• [Brief A]
Reproduce the rows from the first one through the line holding "Text: H: H <box>172 32 187 50</box>", with both ends included.
[Start Source text]
Nutty Steph's chocolates
Jaquelyn Rieke and her partners expanded to Montpelier from their original business site, the chocolate store Nutty Steph’s in Middlesex. Photo by Mike Dougherty/VTDigger

A central Vermont group has launched a social media campaign aimed at exposing the past behavior of an owner of Rabble Rouser, a chocolatier and bar that opened in a 4,400-square-foot storefront in downtown Montpelier last fall.

While Jaquelyn Rieke has apologized for appearing nude in front of staff at work in 2013, that’s not enough for a group calling itself the Vermont Transformative Justice League, which has described her behavior as sexual abuse. 

“Horrified that a sexual abuser would now occupy one of the largest and most visible spaces in our dear downtown, we began coming together to provide each other support and solidarity and to try to figure out how to prevent further harm to the community,” said the Jan. 18 message on the Montpelier Front Porch Forum, one of many online community information services run by a Vermont company. According to FPF, the message was submitted by Kim Myers. “Our group, the Vermont Transformative Justice League, formed out of this and decided to take action.”
[End Source text]
[Start Materials provided]
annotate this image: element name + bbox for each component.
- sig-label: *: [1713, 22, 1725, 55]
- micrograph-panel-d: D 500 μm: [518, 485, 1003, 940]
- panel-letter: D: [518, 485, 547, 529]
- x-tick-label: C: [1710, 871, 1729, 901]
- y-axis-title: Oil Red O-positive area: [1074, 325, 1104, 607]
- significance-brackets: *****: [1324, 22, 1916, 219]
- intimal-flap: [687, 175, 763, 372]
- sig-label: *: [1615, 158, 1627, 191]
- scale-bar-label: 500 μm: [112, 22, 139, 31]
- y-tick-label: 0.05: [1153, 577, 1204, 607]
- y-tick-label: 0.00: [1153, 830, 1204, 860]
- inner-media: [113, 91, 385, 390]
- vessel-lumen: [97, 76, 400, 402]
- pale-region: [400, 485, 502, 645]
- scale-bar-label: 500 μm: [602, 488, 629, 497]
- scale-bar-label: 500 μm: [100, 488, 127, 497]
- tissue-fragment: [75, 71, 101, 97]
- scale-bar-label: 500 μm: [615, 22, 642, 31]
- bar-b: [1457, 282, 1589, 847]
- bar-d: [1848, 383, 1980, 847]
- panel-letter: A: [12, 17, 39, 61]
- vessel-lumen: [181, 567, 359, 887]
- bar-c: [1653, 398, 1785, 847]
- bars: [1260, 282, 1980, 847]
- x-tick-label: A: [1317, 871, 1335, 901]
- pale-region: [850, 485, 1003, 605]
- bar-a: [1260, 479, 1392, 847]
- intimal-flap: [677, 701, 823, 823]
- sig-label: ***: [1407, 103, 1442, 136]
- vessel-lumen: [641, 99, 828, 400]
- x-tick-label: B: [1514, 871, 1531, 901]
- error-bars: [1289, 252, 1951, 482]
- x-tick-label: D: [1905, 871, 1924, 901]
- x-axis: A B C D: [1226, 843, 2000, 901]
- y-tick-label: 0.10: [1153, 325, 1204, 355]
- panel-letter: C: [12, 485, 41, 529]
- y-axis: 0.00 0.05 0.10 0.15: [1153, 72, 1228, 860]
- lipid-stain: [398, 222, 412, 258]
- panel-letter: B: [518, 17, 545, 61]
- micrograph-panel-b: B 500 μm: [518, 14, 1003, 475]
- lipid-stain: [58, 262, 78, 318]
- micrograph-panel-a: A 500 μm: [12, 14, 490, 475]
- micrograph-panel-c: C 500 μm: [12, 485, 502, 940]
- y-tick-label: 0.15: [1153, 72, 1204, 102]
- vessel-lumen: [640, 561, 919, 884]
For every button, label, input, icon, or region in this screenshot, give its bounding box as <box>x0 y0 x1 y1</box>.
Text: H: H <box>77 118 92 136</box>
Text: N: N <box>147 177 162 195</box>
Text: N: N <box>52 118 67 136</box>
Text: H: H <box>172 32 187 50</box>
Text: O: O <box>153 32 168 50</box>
[End Materials provided]
• [Brief B]
Pick up the news article about the Montpelier chocolatier and bar after its last sentence and carry it forward.

• [Right answer A]
annotate this image: element name + bbox for each component.
- sig-label: *: [1713, 22, 1725, 55]
- micrograph-panel-d: D 500 μm: [518, 485, 1003, 940]
- panel-letter: D: [518, 485, 547, 529]
- x-tick-label: C: [1710, 871, 1729, 901]
- y-axis-title: Oil Red O-positive area: [1074, 325, 1104, 607]
- significance-brackets: *****: [1324, 22, 1916, 219]
- intimal-flap: [687, 175, 763, 372]
- sig-label: *: [1615, 158, 1627, 191]
- scale-bar-label: 500 μm: [112, 22, 139, 31]
- y-tick-label: 0.05: [1153, 577, 1204, 607]
- y-tick-label: 0.00: [1153, 830, 1204, 860]
- inner-media: [113, 91, 385, 390]
- vessel-lumen: [97, 76, 400, 402]
- pale-region: [400, 485, 502, 645]
- scale-bar-label: 500 μm: [602, 488, 629, 497]
- scale-bar-label: 500 μm: [100, 488, 127, 497]
- tissue-fragment: [75, 71, 101, 97]
- scale-bar-label: 500 μm: [615, 22, 642, 31]
- bar-b: [1457, 282, 1589, 847]
- bar-d: [1848, 383, 1980, 847]
- panel-letter: A: [12, 17, 39, 61]
- vessel-lumen: [181, 567, 359, 887]
- bar-c: [1653, 398, 1785, 847]
- bars: [1260, 282, 1980, 847]
- x-tick-label: A: [1317, 871, 1335, 901]
- pale-region: [850, 485, 1003, 605]
- bar-a: [1260, 479, 1392, 847]
- intimal-flap: [677, 701, 823, 823]
- sig-label: ***: [1407, 103, 1442, 136]
- vessel-lumen: [641, 99, 828, 400]
- x-tick-label: B: [1514, 871, 1531, 901]
- error-bars: [1289, 252, 1951, 482]
- x-tick-label: D: [1905, 871, 1924, 901]
- x-axis: A B C D: [1226, 843, 2000, 901]
- y-tick-label: 0.10: [1153, 325, 1204, 355]
- panel-letter: C: [12, 485, 41, 529]
- y-axis: 0.00 0.05 0.10 0.15: [1153, 72, 1228, 860]
- lipid-stain: [398, 222, 412, 258]
- panel-letter: B: [518, 17, 545, 61]
- micrograph-panel-b: B 500 μm: [518, 14, 1003, 475]
- lipid-stain: [58, 262, 78, 318]
- micrograph-panel-a: A 500 μm: [12, 14, 490, 475]
- micrograph-panel-c: C 500 μm: [12, 485, 502, 940]
- y-tick-label: 0.15: [1153, 72, 1204, 102]
- vessel-lumen: [640, 561, 919, 884]
For every button, label, input, icon, or region in this screenshot, give its bounding box as <box>x0 y0 x1 y1</box>.
Text: H: H <box>77 118 92 136</box>
Text: N: N <box>147 177 162 195</box>
Text: N: N <box>52 118 67 136</box>
Text: H: H <box>172 32 187 50</box>

• [Right answer B]
FPF quickly took that message down, apologizing for a staff error that led to its posting in the first place. 

“Generally, business recommendations and reviews among neighbors are welcome on each local FPF and we see many thousands per year,” said Michael Wood-Lewis, co-founder and CEO of Front Porch Forum. “Personal attacks, however, are not permitted on FPF.  Sometimes in local communities the line between a business review and a personal attack is fuzzy and challenging to discern.”

Messages denouncing the Rabble Rouser owner have been circulating on Facebook since last summer, when Rieke and her partners announced they were expanding from their original business site, the chocolate store Nutty Steph’s in Middlesex. And in September, Nicole Grenier, who owns the Stowe Street Café in Waterbury, emailed some contacts advising them she would stop buying the granola and chocolate she uses at her business from Rabble Rouser after learning of the allegations against Rieke. She said in the email that she became aware of the charges in two meetings at the offices of the Sexual Assault Crisis Team in Washington County.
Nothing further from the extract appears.